### PROBLEM DETAILS:
Find the lines below that contain the word "Euch" and count them. Only the number should be given.

### DATASET CONTENT:
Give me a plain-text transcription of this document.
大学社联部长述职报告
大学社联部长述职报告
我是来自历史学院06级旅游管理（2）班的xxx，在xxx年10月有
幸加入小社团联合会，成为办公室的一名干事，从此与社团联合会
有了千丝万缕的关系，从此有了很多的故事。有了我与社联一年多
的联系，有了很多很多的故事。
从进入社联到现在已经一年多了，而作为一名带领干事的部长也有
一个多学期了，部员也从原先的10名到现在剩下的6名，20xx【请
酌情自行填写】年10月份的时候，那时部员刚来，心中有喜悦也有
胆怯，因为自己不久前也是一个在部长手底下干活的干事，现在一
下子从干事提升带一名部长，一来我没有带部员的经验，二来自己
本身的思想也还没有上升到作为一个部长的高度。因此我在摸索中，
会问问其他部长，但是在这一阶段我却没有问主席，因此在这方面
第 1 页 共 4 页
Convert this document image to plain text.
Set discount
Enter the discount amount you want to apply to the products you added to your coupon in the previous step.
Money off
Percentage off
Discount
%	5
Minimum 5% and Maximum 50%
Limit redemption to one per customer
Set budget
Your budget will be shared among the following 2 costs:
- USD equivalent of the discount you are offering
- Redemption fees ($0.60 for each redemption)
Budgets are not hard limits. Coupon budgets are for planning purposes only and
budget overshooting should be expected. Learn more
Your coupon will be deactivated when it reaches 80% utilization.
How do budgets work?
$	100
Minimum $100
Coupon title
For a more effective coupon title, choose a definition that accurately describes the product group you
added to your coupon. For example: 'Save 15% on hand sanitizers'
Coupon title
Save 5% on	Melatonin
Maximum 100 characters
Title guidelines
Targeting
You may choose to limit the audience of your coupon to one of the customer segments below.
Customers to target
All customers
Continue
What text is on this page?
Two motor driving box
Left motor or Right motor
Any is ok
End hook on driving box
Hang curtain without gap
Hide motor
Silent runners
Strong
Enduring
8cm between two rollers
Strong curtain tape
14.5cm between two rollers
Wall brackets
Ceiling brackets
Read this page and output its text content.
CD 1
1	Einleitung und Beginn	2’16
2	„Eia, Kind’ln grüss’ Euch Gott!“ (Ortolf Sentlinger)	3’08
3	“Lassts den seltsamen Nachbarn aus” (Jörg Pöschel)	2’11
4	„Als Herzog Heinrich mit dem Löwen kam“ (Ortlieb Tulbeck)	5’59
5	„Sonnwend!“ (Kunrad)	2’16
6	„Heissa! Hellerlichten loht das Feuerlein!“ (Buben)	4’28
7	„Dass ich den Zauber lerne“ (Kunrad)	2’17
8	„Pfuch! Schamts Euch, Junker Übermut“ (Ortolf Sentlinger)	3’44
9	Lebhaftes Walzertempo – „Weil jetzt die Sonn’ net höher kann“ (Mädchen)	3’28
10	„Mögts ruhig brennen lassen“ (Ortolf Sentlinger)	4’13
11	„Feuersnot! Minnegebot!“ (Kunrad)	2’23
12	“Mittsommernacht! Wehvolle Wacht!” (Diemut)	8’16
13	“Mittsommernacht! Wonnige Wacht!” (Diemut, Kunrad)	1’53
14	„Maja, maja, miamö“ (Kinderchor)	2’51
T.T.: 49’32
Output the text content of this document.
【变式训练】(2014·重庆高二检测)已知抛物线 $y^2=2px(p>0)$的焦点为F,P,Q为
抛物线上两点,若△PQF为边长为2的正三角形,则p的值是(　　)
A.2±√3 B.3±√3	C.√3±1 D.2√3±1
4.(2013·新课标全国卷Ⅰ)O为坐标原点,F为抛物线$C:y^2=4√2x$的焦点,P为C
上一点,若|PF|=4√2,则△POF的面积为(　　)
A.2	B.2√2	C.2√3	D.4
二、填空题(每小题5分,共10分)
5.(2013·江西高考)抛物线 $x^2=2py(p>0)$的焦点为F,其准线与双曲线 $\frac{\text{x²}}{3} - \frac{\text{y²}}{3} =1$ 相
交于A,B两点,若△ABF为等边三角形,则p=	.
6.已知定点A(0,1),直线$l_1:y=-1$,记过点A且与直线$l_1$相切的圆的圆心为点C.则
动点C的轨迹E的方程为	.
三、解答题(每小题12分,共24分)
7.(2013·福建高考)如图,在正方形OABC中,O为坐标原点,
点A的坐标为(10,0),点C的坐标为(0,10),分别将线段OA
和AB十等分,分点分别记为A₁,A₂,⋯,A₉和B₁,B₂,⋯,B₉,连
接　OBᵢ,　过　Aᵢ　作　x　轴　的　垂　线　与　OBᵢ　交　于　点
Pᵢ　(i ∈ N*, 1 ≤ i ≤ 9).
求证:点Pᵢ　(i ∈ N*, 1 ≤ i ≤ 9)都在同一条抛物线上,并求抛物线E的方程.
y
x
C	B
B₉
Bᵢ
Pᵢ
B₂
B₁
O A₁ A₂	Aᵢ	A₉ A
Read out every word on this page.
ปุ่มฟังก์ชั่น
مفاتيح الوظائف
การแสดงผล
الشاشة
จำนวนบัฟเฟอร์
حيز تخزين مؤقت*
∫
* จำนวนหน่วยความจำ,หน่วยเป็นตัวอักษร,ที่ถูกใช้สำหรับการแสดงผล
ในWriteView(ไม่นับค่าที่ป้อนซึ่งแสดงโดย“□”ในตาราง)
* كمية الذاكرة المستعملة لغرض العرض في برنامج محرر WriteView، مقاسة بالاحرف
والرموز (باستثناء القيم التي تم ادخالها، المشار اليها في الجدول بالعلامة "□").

### THE SOLUTION:
2